• [GIVEN EXERCISE] Write out the listing below again, precisely as it is given.

##### RECORD SET

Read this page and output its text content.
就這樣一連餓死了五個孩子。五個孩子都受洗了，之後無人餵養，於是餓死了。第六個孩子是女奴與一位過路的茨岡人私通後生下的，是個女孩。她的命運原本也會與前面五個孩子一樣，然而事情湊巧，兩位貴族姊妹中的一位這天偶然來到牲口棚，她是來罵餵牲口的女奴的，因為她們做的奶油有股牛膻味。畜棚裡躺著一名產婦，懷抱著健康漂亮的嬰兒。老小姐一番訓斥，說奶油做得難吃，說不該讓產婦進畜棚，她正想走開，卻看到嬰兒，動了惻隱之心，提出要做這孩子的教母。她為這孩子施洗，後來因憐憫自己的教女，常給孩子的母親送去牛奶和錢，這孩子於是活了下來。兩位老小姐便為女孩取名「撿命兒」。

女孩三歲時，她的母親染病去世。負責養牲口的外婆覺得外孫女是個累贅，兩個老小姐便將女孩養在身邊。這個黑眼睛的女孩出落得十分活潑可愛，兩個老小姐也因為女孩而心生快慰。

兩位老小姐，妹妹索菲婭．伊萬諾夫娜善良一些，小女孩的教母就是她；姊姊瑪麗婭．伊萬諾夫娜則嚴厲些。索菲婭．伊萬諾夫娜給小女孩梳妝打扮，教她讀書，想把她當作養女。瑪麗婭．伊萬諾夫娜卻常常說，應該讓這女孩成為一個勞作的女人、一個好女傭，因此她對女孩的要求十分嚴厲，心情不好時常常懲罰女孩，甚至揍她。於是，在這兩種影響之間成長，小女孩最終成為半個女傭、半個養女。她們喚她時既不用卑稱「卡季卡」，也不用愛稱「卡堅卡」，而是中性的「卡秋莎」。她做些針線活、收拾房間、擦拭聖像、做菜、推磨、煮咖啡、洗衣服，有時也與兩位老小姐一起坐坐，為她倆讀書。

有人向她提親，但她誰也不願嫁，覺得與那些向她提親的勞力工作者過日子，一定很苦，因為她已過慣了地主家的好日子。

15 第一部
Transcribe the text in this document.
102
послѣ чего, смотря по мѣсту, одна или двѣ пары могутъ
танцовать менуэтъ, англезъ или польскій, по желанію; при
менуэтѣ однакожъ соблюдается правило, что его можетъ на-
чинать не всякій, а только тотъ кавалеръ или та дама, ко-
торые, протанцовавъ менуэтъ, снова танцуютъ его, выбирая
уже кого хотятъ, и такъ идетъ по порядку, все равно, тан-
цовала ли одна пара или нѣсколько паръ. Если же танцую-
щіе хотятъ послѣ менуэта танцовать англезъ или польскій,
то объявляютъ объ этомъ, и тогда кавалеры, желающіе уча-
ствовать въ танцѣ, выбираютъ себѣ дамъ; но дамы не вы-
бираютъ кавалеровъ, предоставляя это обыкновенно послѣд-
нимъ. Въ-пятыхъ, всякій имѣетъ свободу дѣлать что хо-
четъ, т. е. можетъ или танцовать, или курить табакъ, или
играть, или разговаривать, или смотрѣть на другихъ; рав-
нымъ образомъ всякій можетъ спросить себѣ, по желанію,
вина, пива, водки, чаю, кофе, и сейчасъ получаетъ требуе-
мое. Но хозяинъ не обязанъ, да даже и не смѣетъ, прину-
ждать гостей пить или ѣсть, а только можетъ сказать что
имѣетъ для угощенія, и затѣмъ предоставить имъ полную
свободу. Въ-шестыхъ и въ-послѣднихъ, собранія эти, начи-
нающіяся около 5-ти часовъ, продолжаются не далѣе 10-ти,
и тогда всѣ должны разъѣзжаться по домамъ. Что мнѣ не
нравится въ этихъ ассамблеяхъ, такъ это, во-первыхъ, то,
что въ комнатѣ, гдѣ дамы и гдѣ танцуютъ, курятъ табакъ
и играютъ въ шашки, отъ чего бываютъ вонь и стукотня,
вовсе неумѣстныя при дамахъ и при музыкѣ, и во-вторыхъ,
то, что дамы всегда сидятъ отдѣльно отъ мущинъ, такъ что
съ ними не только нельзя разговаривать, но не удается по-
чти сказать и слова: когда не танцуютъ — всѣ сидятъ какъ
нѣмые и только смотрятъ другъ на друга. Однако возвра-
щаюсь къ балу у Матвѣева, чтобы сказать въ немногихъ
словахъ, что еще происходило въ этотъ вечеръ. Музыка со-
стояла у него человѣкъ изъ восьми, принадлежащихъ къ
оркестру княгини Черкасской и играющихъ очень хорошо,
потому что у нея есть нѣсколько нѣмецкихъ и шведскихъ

##########

• [RESPONSE TO THIS TASK]
Read this page and output its text content.
就這樣一連餓死了五個孩子。五個孩子都受洗了，之後無人餵養，於是餓死了。第六個孩子是女奴與一位過路的茨岡人私通後生下的，是個女孩。她的命運原本也會與前面五個孩子一樣，然而事情湊巧，兩位貴族姊妹中的一位這天偶然來到牲口棚，她是來罵餵牲口的女奴的，因為她們做的奶油有股牛膻味。畜棚裡躺著一名產婦，懷抱著健康漂亮的嬰兒。老小姐一番訓斥，說奶油做得難吃，說不該讓產婦進畜棚，她正想走開，卻看到嬰兒，動了惻隱之心，提出要做這孩子的教母。她為這孩子施洗，後來因憐憫自己的教女，常給孩子的母親送去牛奶和錢，這孩子於是活了下來。兩位老小姐便為女孩取名「撿命兒」。

女孩三歲時，她的母親染病去世。負責養牲口的外婆覺得外孫女是個累贅，兩個老小姐便將女孩養在身邊。這個黑眼睛的女孩出落得十分活潑可愛，兩個老小姐也因為女孩而心生快慰。

兩位老小姐，妹妹索菲婭．伊萬諾夫娜善良一些，小女孩的教母就是她；姊姊瑪麗婭．伊萬諾夫娜則嚴厲些。索菲婭．伊萬諾夫娜給小女孩梳妝打扮，教她讀書，想把她當作養女。瑪麗婭．伊萬諾夫娜卻常常說，應該讓這女孩成為一個勞作的女人、一個好女傭，因此她對女孩的要求十分嚴厲，心情不好時常常懲罰女孩，甚至揍她。於是，在這兩種影響之間成長，小女孩最終成為半個女傭、半個養女。她們喚她時既不用卑稱「卡季卡」，也不用愛稱「卡堅卡」，而是中性的「卡秋莎」。她做些針線活、收拾房間、擦拭聖像、做菜、推磨、煮咖啡、洗衣服，有時也與兩位老小姐一起坐坐，為她倆讀書。

有人向她提親，但她誰也不願嫁，覺得與那些向她提親的勞力工作者過日子，一定很苦，因為她已過慣了地主家的好日子。

15 第一部
Transcribe the text in this document.
102
послѣ чего, смотря по мѣсту, одна или двѣ пары могутъ
танцовать менуэтъ, англезъ или польскій, по желанію; при
менуэтѣ однакожъ соблюдается правило, что его можетъ на-
чинать не всякій, а только тотъ кавалеръ или та дама, ко-
торые, протанцовавъ менуэтъ, снова танцуютъ его, выбирая
уже кого хотятъ, и такъ идетъ по порядку, все равно, тан-
цовала ли одна пара или нѣсколько паръ. Если же танцую-
щіе хотятъ послѣ менуэта танцовать англезъ или польскій,
то объявляютъ объ этомъ, и тогда кавалеры, желающіе уча-
ствовать въ танцѣ, выбираютъ себѣ дамъ; но дамы не вы-
бираютъ кавалеровъ, предоставляя это обыкновенно послѣд-
нимъ. Въ-пятыхъ, всякій имѣетъ свободу дѣлать что хо-
четъ, т. е. можетъ или танцовать, или курить табакъ, или
играть, или разговаривать, или смотрѣть на другихъ; рав-
нымъ образомъ всякій можетъ спросить себѣ, по желанію,
вина, пива, водки, чаю, кофе, и сейчасъ получаетъ требуе-
мое. Но хозяинъ не обязанъ, да даже и не смѣетъ, прину-
ждать гостей пить или ѣсть, а только можетъ сказать что
имѣетъ для угощенія, и затѣмъ предоставить имъ полную
свободу. Въ-шестыхъ и въ-послѣднихъ, собранія эти, начи-
нающіяся около 5-ти часовъ, продолжаются не далѣе 10-ти,
и тогда всѣ должны разъѣзжаться по домамъ. Что мнѣ не
нравится въ этихъ ассамблеяхъ, такъ это, во-первыхъ, то,
что въ комнатѣ, гдѣ дамы и гдѣ танцуютъ, курятъ табакъ
и играютъ въ шашки, отъ чего бываютъ вонь и стукотня,
вовсе неумѣстныя при дамахъ и при музыкѣ, и во-вторыхъ,
то, что дамы всегда сидятъ отдѣльно отъ мущинъ, такъ что
съ ними не только нельзя разговаривать, но не удается по-
чти сказать и слова: когда не танцуютъ — всѣ сидятъ какъ
нѣмые и только смотрятъ другъ на друга. Однако возвра-
щаюсь къ балу у Матвѣева, чтобы сказать въ немногихъ
словахъ, что еще происходило въ этотъ вечеръ. Музыка со-
стояла у него человѣкъ изъ восьми, принадлежащихъ къ
оркестру княгини Черкасской и играющихъ очень хорошо,
потому что у нея есть нѣсколько нѣмецкихъ и шведскихъ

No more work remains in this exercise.